Work to complete =
Copy out each line below exactly as it appears.

[Lines of data]
╔══
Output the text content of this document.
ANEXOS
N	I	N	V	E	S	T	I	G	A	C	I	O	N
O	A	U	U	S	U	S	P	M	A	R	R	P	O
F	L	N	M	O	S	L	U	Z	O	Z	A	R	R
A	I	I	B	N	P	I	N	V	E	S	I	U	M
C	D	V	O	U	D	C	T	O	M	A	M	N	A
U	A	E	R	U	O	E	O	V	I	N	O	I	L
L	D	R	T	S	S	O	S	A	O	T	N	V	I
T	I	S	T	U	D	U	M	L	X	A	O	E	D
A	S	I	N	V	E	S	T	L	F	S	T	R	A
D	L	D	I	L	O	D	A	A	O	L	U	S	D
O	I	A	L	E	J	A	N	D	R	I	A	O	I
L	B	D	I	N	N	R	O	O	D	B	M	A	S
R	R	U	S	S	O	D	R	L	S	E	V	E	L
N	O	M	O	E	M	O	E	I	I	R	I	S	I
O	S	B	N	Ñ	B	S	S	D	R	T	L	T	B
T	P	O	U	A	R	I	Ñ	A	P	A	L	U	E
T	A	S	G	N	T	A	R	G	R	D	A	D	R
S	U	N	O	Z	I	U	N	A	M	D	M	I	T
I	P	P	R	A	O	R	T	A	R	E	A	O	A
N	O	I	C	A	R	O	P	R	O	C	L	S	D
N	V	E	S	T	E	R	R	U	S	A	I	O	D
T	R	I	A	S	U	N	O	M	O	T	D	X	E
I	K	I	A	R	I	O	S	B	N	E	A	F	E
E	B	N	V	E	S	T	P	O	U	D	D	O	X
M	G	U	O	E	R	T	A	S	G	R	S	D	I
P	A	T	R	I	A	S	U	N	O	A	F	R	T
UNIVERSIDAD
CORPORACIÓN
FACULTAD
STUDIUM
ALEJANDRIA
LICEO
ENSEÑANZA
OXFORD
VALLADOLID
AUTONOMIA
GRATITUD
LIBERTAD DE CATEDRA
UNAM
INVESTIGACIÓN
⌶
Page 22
╚══
Output for this exercise =
Output the text content of this document.
ANEXOS
N	I	N	V	E	S	T	I	G	A	C	I	O	N
O	A	U	U	S	U	S	P	M	A	R	R	P	O
F	L	N	M	O	S	L	U	Z	O	Z	A	R	R
A	I	I	B	N	P	I	N	V	E	S	I	U	M
C	D	V	O	U	D	C	T	O	M	A	M	N	A
U	A	E	R	U	O	E	O	V	I	N	O	I	L
L	D	R	T	S	S	O	S	A	O	T	N	V	I
T	I	S	T	U	D	U	M	L	X	A	O	E	D
A	S	I	N	V	E	S	T	L	F	S	T	R	A
D	L	D	I	L	O	D	A	A	O	L	U	S	D
O	I	A	L	E	J	A	N	D	R	I	A	O	I
L	B	D	I	N	N	R	O	O	D	B	M	A	S
R	R	U	S	S	O	D	R	L	S	E	V	E	L
N	O	M	O	E	M	O	E	I	I	R	I	S	I
O	S	B	N	Ñ	B	S	S	D	R	T	L	T	B
T	P	O	U	A	R	I	Ñ	A	P	A	L	U	E
T	A	S	G	N	T	A	R	G	R	D	A	D	R
S	U	N	O	Z	I	U	N	A	M	D	M	I	T
I	P	P	R	A	O	R	T	A	R	E	A	O	A
N	O	I	C	A	R	O	P	R	O	C	L	S	D
N	V	E	S	T	E	R	R	U	S	A	I	O	D
T	R	I	A	S	U	N	O	M	O	T	D	X	E
I	K	I	A	R	I	O	S	B	N	E	A	F	E
E	B	N	V	E	S	T	P	O	U	D	D	O	X
M	G	U	O	E	R	T	A	S	G	R	S	D	I
P	A	T	R	I	A	S	U	N	O	A	F	R	T
UNIVERSIDAD
CORPORACIÓN
FACULTAD
STUDIUM
ALEJANDRIA
LICEO
ENSEÑANZA
OXFORD
VALLADOLID
AUTONOMIA
GRATITUD
LIBERTAD DE CATEDRA
UNAM
INVESTIGACIÓN
⌶
Page 22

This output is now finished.